>> begin AVAILABLE RECORDS

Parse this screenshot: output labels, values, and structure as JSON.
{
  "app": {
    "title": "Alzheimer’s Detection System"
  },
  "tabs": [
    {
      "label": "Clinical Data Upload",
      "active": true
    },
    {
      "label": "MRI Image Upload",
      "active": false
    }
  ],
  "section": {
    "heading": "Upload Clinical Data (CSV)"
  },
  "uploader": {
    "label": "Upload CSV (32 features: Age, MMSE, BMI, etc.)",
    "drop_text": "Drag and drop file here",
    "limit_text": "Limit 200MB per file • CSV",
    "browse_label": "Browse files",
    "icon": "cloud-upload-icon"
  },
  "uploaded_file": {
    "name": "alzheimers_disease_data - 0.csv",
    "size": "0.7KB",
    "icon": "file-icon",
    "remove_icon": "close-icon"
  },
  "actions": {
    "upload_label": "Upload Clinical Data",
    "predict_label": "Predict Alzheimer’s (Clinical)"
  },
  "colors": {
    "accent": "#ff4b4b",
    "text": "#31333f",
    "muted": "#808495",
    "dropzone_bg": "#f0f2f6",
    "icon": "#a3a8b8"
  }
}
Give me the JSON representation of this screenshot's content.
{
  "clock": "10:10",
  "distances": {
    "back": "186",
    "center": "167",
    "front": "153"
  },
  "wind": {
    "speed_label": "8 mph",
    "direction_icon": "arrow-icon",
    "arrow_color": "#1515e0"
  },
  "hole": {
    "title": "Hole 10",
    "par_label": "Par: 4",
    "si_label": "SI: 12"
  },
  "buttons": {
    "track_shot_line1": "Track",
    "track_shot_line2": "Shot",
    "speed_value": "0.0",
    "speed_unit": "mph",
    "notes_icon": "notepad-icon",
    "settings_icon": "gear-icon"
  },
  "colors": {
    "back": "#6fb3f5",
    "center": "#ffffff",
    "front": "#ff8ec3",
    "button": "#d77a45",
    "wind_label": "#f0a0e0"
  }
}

>> end AVAILABLE RECORDS

**PROBLEM DESCRIPTION**
Of the lines above, how many hold the word "Clinical"? Say the number alone.

**RESPONSE TO THIS TASK**
4